### AUFGABE
Setze den Forenthread über die Bildfehler unter DX10 in Crysis im Anschluss an seine letzte Zeile fort.

### ZITIERTER TEXTAUSZUG
Also irgendwie bugt DX10 total rum.

Crysis DX10:

Weiße Punkte, egal ob R700 Sample Treiber oder Cat 8.7




			Dieser Inhalt steht nur eingeloggten Mitgliedern zur Verfügung.
        



Solche Artefakte in Weiß oder Schwarz tauchen manchmal genau so wie die Punkte auf, allerdings sind die mir erst seit Cat 8.7 aufgefallen :




			Dieser Inhalt steht nur eingeloggten Mitgliedern zur Verfügung.
        



ATI Ping Pong Demo:




			Dieser Inhalt steht nur eingeloggten Mitgliedern zur Verfügung.
        



Auch da komische Punkte. Habe auch ohne OC getestet -> daran liegts nicht!

Was ist da los? Sobald man in Crysis den DX9 Pfad wählt, gibts keine Fehler mehr und die ATI Demo spricht ja auch für ein Problem mit DX 10(.1).

Das kotzt echt an, da es nicht behebbar ist!


----------



## y33H@ (22. Juli 2008)

*@ Fekl*

R700 Sample Treiber? Welchen meinst du? Intern 8.520? Und wo hast du den her?

cYa


----------



## Fekl (22. Juli 2008)

### DATENSÄTZE
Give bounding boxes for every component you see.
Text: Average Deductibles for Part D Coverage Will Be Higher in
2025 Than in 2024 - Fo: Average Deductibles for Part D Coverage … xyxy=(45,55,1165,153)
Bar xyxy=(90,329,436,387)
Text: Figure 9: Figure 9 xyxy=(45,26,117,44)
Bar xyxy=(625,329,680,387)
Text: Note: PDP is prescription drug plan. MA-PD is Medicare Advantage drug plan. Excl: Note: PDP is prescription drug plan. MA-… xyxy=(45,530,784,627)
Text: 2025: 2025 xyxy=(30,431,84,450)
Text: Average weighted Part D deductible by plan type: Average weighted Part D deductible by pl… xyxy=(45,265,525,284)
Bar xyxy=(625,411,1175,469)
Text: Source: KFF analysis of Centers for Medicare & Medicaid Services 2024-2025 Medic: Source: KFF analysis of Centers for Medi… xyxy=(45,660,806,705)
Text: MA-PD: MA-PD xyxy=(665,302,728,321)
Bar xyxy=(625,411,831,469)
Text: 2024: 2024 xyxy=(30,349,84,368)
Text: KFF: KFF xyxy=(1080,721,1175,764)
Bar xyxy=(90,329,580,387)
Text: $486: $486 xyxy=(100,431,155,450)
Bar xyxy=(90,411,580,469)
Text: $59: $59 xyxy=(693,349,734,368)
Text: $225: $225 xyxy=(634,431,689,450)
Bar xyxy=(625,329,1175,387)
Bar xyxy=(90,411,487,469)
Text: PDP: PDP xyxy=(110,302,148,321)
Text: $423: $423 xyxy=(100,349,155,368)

--

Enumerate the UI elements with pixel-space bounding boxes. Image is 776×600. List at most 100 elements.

### SCHRIFTLICHE ANTWORT
Der, der bei euch als Cat 8.7 beta rumging und bei techpowerup oder weiß der Geier wo als R700 Sample. Intern war der glaube Intern 8.520. Hatte den aber sogar von euch^^
Was sagst zu den Fehlern? Bei euch reproduzierbar?


----------



## y33H@ (23. Juli 2008)

Achso, das ist aber nicht der R700 Sample. Sowas gibts nicht zu runterladen. Das ist einfach nur ne Beta-Version des 8.7 WHQL - die teils schneller ist als der finale und aktueller ist 

Joa, den Bug hatte ich bei mir [daheim] auch. Allerdings nur selten. Hängt scheinbar mit AI zusammen, ohne wars fehlerfrei.

cYa


----------



## Fekl (23. Juli 2008)

Welchen Bug? Die weißen Punkte oder diese quadratischen Artefakt? Und der 8.7 beta ist ja trotzdem von der internen nummer 8.52xxxx und damit eher nen 8.8 beta oder?


----------



## y33H@ (23. Juli 2008)

Die weißen Punkte meinte ich. Der 8.7 Beta ist kurioserweise aktueller (Datum!) als der WHQL - bei AMD arbeiten mehrere Teams.

cYa


----------



## Fekl (23. Juli 2008)

Auch an diesen ovalen Toren in der Ping Pong Demo sind die übelsten Grafikfehler...also das kannte ich von der längeren NV Zeit aber nicht! Das geht ja mal garnicht - Darstellungsfehler sind unter aller Sau! Da soll mal ganz schnell n neuer Beta Treiber kommen.....aber ganz schnell


----------



## xTc (23. Juli 2008)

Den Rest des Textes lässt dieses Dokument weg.